======== STORED DATA
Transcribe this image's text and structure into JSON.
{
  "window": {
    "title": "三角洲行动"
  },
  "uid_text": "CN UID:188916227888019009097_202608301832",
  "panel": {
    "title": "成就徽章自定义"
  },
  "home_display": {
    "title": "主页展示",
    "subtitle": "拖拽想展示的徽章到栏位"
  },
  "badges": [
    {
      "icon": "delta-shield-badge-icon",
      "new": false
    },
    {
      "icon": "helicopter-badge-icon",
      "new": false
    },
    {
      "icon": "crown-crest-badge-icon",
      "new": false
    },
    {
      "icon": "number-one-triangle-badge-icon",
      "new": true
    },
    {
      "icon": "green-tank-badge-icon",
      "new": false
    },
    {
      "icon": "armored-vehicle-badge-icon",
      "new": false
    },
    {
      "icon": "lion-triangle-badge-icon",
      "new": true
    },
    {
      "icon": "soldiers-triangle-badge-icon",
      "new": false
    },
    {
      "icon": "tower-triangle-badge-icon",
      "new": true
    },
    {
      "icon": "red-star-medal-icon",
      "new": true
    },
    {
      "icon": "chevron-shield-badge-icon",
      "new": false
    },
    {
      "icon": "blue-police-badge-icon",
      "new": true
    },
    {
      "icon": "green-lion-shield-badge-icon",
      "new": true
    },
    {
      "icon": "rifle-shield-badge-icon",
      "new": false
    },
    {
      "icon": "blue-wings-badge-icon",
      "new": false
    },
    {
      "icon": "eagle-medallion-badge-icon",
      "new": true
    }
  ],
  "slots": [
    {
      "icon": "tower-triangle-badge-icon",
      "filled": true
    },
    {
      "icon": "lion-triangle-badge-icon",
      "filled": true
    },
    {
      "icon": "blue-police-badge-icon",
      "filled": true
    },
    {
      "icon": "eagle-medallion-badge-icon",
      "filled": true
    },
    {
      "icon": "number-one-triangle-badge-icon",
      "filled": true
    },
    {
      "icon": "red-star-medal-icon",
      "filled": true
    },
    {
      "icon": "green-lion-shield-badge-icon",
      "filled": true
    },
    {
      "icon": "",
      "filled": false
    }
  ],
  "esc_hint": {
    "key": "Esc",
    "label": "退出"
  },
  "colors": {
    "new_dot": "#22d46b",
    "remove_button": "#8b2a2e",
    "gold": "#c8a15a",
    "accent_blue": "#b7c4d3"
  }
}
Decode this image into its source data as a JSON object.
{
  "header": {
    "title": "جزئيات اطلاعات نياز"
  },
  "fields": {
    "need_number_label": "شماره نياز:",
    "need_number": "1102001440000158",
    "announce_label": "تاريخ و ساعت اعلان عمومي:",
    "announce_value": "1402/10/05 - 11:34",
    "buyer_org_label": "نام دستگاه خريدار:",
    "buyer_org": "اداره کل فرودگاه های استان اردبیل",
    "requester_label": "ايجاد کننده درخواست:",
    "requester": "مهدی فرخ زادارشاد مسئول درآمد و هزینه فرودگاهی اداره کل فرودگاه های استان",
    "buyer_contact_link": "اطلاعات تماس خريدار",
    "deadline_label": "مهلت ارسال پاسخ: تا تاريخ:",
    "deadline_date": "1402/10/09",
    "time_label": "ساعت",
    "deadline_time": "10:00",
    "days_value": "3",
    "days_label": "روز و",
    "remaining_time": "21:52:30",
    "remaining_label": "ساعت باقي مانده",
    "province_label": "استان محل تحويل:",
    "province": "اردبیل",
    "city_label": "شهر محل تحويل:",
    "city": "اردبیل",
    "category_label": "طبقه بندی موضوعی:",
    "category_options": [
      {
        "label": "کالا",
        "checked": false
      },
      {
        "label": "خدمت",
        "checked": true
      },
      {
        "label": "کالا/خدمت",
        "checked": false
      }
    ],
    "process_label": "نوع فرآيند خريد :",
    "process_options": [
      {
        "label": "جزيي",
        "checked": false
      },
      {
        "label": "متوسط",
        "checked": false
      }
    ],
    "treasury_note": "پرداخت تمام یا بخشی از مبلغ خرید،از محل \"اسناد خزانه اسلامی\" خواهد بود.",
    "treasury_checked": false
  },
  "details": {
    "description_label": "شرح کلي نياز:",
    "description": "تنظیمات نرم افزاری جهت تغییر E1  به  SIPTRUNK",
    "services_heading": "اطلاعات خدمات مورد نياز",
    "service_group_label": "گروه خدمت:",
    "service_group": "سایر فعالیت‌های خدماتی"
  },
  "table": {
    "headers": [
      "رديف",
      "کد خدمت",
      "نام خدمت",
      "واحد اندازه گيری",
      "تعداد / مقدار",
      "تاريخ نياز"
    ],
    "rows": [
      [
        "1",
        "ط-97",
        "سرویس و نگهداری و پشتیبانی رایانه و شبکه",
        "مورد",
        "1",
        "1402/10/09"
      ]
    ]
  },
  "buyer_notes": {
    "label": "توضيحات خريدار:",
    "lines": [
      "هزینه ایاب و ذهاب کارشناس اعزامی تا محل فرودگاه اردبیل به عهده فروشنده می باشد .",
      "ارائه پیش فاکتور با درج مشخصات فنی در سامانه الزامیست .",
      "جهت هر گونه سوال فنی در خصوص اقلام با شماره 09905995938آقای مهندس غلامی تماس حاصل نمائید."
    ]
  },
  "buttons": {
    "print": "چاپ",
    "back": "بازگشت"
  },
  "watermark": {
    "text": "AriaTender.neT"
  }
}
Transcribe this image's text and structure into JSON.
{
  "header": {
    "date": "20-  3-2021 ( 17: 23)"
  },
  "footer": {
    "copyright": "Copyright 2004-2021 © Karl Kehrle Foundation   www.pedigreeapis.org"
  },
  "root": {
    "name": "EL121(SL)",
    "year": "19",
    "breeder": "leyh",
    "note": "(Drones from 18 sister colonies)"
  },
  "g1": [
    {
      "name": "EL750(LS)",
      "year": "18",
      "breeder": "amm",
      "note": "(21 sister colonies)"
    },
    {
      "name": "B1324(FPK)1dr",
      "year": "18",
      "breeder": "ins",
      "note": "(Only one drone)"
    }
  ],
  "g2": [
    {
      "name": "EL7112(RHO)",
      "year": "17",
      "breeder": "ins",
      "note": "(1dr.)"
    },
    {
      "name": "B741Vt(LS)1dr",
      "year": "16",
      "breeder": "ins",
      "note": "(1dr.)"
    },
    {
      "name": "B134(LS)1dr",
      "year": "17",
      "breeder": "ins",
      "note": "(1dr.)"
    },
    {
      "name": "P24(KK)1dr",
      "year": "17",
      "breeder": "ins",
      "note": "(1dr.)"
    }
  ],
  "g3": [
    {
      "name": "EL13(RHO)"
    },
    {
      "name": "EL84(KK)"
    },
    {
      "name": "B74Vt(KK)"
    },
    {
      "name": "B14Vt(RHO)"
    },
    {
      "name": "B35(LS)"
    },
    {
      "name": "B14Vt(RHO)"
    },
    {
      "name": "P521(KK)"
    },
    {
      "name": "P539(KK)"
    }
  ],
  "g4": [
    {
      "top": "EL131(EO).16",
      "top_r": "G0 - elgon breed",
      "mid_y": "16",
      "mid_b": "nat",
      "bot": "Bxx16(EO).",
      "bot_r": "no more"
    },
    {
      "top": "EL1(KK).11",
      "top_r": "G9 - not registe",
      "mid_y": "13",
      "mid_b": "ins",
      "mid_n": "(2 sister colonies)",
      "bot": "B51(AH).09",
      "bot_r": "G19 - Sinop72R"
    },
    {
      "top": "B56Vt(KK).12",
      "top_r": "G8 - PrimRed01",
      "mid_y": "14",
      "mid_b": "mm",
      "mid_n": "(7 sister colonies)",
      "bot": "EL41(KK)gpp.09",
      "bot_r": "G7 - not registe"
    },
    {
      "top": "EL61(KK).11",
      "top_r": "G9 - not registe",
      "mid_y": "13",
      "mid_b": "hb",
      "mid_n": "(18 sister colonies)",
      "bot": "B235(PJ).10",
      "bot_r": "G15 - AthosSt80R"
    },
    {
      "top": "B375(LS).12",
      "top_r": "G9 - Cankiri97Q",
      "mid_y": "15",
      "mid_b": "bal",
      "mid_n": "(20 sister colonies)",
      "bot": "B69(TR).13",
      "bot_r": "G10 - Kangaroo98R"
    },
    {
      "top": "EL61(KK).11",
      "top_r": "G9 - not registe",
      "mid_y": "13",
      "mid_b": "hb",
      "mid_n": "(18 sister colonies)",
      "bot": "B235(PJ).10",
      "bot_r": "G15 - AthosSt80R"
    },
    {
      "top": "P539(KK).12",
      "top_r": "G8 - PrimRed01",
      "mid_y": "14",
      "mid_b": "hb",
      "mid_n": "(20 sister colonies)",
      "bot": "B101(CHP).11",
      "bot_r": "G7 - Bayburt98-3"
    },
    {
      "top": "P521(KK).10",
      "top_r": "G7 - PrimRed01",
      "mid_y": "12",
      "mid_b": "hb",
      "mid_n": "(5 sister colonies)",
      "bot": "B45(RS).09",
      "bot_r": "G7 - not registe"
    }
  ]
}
================
Each line that holds the word "ساعت" should be extracted from the records.

    "announce_label": "تاريخ و ساعت اعلان عمومي:",
    "time_label": "ساعت",
    "remaining_label": "ساعت باقي مانده",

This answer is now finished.